┌────────

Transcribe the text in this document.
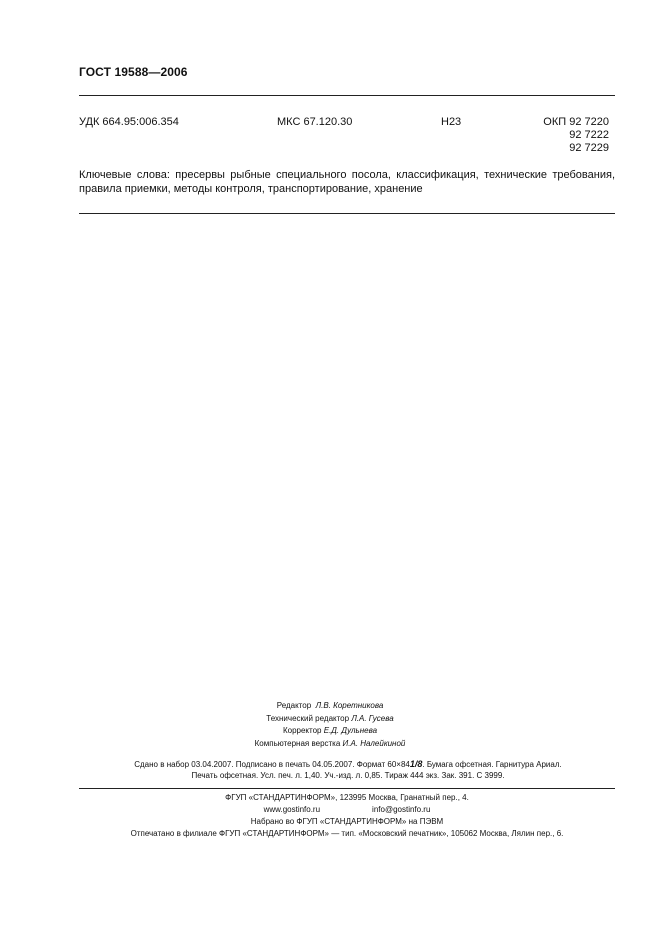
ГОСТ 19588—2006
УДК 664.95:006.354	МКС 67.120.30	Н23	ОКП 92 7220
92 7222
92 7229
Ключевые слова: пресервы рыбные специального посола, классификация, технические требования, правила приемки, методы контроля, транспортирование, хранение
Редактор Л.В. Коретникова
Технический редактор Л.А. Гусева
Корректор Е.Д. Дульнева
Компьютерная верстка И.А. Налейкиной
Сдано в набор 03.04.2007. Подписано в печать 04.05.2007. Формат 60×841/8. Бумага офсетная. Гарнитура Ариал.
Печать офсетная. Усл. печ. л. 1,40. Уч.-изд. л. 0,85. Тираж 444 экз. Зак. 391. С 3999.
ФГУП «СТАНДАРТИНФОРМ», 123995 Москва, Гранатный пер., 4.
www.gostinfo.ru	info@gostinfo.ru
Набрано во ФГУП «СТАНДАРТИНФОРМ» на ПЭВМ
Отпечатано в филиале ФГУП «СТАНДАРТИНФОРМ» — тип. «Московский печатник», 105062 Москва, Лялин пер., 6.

└────────
┌────────

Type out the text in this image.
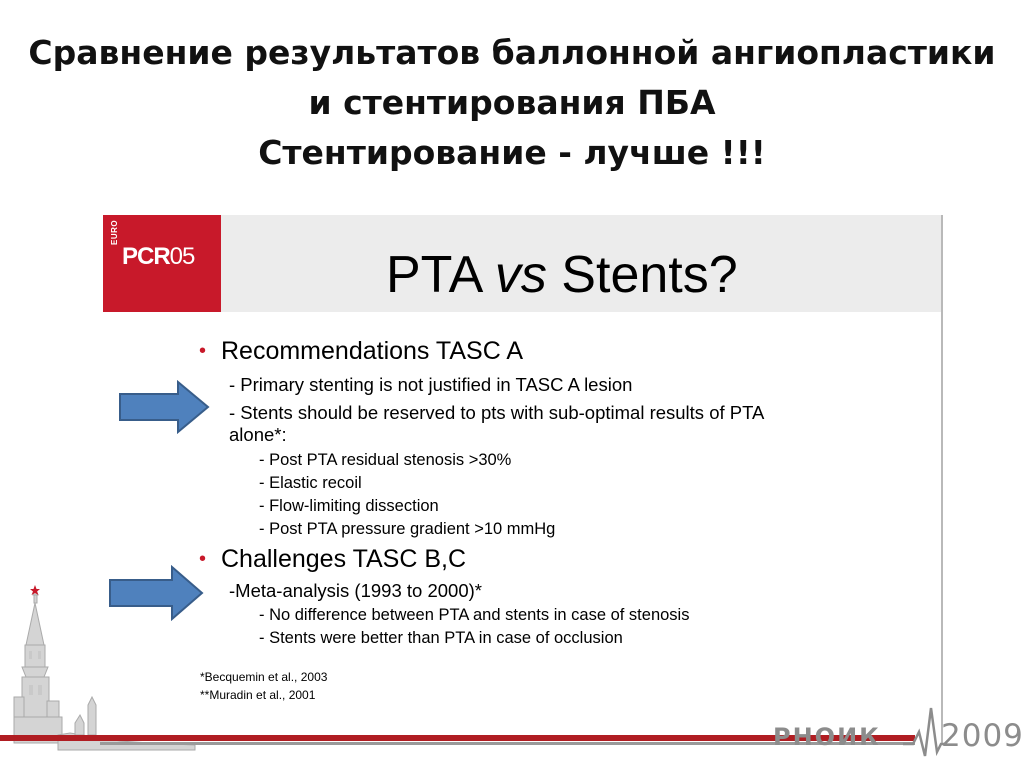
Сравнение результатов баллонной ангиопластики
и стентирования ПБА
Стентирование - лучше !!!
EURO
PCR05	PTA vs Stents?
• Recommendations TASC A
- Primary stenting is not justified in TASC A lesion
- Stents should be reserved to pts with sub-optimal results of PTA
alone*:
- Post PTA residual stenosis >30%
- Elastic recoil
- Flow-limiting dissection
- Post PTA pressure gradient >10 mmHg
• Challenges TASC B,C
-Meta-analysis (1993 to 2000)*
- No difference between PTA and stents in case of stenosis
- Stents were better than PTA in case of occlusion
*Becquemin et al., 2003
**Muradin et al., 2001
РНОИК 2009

└────────
┌────────

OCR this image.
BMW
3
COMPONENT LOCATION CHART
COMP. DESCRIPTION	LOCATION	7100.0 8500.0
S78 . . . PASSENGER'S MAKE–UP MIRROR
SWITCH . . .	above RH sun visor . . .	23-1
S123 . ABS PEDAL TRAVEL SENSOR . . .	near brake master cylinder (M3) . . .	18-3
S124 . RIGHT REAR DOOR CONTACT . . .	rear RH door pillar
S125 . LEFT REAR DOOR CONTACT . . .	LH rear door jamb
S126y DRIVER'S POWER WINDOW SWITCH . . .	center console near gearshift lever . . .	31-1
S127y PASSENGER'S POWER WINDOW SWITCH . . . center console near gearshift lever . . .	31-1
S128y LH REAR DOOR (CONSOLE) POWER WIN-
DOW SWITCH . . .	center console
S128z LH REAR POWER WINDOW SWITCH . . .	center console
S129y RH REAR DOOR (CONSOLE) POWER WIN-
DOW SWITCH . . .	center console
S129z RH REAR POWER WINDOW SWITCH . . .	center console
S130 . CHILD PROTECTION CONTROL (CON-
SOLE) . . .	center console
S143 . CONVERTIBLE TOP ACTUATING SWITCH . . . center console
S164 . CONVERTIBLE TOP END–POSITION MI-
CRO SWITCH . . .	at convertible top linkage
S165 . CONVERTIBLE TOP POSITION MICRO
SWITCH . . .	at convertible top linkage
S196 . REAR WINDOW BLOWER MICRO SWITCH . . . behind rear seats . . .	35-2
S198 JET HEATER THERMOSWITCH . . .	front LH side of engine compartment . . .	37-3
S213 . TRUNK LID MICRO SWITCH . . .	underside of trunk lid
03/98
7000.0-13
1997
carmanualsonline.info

└────────

WHAT TO DO ▸
Copy each line from the records above that includes the string "офсетная".

TASK OUTPUT ▸
Сдано в набор 03.04.2007. Подписано в печать 04.05.2007. Формат 60×841/8. Бумага офсетная. Гарнитура Ариал.
Печать офсетная. Усл. печ. л. 1,40. Уч.-изд. л. 0,85. Тираж 444 экз. Зак. 391. С 3999.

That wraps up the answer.